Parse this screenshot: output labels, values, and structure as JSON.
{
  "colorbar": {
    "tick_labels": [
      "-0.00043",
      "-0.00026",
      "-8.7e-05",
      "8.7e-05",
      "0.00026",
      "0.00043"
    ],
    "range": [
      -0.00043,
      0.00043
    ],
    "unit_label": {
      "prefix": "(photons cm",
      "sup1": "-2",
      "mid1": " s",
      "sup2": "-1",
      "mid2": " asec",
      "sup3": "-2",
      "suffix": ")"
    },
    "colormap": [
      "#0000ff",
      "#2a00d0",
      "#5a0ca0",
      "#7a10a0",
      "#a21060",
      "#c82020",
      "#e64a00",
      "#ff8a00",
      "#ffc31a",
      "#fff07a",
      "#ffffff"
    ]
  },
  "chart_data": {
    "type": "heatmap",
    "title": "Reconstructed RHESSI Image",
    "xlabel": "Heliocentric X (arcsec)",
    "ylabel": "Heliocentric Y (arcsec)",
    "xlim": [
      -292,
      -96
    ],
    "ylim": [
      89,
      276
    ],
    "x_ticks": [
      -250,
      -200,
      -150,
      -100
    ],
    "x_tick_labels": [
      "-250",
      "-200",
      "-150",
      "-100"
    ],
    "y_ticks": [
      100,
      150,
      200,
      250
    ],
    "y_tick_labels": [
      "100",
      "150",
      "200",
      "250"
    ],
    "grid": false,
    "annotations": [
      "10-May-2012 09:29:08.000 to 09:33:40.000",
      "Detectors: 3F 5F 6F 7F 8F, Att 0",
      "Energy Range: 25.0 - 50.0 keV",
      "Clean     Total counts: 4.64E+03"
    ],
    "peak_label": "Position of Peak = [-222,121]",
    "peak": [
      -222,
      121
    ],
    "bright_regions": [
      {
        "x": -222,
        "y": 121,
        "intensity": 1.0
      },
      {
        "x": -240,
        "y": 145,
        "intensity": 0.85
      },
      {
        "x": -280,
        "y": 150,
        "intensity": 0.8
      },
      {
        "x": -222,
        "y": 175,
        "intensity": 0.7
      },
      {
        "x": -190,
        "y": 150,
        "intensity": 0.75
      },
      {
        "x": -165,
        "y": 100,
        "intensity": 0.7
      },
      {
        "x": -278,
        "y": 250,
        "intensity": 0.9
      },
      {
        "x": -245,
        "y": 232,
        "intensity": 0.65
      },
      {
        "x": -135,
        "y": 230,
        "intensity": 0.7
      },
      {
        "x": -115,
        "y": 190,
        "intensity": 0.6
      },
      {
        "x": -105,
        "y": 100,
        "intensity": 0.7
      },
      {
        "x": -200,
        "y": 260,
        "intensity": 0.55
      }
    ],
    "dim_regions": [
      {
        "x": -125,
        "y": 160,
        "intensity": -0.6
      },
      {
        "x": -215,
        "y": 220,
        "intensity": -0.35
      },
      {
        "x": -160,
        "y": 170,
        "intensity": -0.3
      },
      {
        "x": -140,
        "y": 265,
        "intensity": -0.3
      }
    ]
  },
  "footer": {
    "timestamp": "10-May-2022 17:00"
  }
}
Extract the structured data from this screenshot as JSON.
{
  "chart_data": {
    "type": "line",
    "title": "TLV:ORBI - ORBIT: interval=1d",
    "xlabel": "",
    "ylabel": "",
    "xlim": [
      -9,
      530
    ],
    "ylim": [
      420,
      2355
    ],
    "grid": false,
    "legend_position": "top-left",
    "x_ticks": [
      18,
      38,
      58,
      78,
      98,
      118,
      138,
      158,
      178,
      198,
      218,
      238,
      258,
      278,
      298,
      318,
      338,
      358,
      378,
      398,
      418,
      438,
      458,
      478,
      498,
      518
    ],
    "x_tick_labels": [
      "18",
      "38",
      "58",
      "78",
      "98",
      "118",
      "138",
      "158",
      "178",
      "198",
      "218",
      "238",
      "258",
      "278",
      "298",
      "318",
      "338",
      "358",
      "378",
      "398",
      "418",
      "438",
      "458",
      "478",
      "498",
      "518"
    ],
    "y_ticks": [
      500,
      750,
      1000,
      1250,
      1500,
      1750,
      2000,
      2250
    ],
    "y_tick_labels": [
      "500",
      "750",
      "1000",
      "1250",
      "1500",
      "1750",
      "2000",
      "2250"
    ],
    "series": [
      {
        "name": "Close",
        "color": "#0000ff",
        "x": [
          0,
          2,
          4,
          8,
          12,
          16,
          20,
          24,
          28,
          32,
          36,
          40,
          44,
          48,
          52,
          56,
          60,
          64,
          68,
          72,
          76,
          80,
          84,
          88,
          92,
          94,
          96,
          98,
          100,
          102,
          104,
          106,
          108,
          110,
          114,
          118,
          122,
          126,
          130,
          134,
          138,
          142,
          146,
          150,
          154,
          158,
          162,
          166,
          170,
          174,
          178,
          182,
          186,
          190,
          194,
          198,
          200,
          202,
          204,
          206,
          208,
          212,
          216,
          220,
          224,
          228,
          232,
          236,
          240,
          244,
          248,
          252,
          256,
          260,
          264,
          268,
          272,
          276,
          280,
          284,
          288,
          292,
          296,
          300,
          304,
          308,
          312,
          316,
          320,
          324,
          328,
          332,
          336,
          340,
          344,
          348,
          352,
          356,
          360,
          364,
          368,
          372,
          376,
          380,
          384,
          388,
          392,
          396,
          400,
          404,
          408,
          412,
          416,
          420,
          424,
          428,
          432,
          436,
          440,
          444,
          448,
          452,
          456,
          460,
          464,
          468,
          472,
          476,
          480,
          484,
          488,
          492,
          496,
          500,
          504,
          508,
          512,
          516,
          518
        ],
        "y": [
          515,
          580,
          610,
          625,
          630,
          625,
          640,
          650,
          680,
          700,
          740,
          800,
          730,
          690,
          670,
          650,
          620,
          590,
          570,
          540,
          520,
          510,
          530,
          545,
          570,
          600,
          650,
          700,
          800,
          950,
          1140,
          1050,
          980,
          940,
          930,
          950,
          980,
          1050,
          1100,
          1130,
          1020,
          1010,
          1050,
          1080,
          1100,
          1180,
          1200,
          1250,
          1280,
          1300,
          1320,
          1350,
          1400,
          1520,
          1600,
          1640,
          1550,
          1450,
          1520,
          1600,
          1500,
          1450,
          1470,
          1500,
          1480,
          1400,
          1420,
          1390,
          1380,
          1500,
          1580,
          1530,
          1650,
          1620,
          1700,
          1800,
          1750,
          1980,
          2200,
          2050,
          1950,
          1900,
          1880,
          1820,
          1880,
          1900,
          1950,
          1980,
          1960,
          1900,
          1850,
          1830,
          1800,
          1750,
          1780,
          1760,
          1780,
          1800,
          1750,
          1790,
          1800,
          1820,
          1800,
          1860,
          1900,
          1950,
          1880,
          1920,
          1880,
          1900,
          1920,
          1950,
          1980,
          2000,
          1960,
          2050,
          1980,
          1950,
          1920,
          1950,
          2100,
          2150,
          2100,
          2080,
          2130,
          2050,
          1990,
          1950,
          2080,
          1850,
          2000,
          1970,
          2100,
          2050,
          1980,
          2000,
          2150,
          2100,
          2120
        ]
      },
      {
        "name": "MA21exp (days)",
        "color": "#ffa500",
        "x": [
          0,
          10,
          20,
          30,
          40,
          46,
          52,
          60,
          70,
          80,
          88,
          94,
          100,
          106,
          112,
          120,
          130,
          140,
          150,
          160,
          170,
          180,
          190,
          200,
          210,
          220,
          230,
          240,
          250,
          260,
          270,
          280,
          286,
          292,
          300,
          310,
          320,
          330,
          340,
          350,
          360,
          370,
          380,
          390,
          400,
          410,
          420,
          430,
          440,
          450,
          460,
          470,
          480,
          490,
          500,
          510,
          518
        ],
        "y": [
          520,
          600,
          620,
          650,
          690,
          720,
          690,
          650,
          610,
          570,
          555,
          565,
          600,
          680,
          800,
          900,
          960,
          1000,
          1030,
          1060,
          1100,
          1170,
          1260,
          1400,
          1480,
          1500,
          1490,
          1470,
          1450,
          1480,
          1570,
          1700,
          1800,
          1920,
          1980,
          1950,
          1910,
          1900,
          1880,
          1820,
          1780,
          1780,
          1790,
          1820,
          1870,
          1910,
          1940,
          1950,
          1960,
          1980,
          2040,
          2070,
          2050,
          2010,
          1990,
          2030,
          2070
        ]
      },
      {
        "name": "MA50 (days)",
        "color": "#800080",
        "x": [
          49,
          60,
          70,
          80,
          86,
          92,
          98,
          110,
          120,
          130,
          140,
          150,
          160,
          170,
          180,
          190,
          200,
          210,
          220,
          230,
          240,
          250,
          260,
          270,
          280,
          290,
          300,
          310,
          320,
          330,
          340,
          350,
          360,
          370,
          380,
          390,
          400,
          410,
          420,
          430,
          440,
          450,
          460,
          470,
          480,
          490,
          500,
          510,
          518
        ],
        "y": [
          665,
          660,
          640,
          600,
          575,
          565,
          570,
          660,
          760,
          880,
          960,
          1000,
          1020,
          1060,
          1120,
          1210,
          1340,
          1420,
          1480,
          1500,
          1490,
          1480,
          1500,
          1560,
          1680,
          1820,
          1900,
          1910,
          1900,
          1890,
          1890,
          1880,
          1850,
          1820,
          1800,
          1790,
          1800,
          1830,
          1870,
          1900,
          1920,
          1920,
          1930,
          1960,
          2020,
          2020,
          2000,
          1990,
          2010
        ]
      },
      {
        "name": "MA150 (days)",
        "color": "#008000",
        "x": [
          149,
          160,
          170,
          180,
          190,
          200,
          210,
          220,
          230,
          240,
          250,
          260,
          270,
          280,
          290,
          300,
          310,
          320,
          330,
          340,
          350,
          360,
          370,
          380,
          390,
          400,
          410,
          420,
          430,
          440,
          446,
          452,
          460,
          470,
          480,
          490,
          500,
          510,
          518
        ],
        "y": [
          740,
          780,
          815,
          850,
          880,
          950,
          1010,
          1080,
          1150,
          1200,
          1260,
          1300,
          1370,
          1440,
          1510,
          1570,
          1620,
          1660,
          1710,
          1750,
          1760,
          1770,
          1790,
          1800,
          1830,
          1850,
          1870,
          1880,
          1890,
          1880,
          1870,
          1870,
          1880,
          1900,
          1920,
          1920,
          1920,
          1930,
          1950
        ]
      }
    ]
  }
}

- _AIM OF THE TASK_
Look through the data and show every line containing "ylabel".

- _WORKED ANSWER_
    "ylabel": "Heliocentric Y (arcsec)",
    "ylabel": "",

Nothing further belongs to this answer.